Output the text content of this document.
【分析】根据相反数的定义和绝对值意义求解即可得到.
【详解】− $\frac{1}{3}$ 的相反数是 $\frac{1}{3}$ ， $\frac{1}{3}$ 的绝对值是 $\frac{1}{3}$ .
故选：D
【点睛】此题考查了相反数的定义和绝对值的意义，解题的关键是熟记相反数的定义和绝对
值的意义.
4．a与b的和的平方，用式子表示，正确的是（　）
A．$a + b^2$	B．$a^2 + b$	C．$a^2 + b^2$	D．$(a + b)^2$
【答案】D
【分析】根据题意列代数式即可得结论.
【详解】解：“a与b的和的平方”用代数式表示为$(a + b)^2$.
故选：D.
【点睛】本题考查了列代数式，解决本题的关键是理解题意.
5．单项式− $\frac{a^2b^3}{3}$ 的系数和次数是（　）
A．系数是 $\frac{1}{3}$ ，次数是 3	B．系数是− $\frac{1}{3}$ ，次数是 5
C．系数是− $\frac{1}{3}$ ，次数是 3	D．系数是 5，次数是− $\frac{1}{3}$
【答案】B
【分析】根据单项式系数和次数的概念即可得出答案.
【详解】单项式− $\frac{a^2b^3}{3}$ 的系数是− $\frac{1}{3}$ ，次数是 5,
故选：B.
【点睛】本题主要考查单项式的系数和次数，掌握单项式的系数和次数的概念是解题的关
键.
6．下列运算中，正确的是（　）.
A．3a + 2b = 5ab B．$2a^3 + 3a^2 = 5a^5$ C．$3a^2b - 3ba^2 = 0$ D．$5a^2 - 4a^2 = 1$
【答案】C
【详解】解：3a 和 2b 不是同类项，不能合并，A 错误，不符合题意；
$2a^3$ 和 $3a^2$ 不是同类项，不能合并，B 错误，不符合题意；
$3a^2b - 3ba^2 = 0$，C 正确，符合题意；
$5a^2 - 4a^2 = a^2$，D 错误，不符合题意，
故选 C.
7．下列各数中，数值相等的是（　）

• • • •

Write out the whole listing again. Match it word for word.

Output the text content of this document.
【分析】根据相反数的定义和绝对值意义求解即可得到.
【详解】− $\frac{1}{3}$ 的相反数是 $\frac{1}{3}$ ， $\frac{1}{3}$ 的绝对值是 $\frac{1}{3}$ .
故选：D
【点睛】此题考查了相反数的定义和绝对值的意义，解题的关键是熟记相反数的定义和绝对
值的意义.
4．a与b的和的平方，用式子表示，正确的是（　）
A．$a + b^2$	B．$a^2 + b$	C．$a^2 + b^2$	D．$(a + b)^2$
【答案】D
【分析】根据题意列代数式即可得结论.
【详解】解：“a与b的和的平方”用代数式表示为$(a + b)^2$.
故选：D.
【点睛】本题考查了列代数式，解决本题的关键是理解题意.
5．单项式− $\frac{a^2b^3}{3}$ 的系数和次数是（　）
A．系数是 $\frac{1}{3}$ ，次数是 3	B．系数是− $\frac{1}{3}$ ，次数是 5
C．系数是− $\frac{1}{3}$ ，次数是 3	D．系数是 5，次数是− $\frac{1}{3}$
【答案】B
【分析】根据单项式系数和次数的概念即可得出答案.
【详解】单项式− $\frac{a^2b^3}{3}$ 的系数是− $\frac{1}{3}$ ，次数是 5,
故选：B.
【点睛】本题主要考查单项式的系数和次数，掌握单项式的系数和次数的概念是解题的关
键.
6．下列运算中，正确的是（　）.
A．3a + 2b = 5ab B．$2a^3 + 3a^2 = 5a^5$ C．$3a^2b - 3ba^2 = 0$ D．$5a^2 - 4a^2 = 1$
【答案】C
【详解】解：3a 和 2b 不是同类项，不能合并，A 错误，不符合题意；
$2a^3$ 和 $3a^2$ 不是同类项，不能合并，B 错误，不符合题意；
$3a^2b - 3ba^2 = 0$，C 正确，符合题意；
$5a^2 - 4a^2 = a^2$，D 错误，不符合题意，
故选 C.
7．下列各数中，数值相等的是（　）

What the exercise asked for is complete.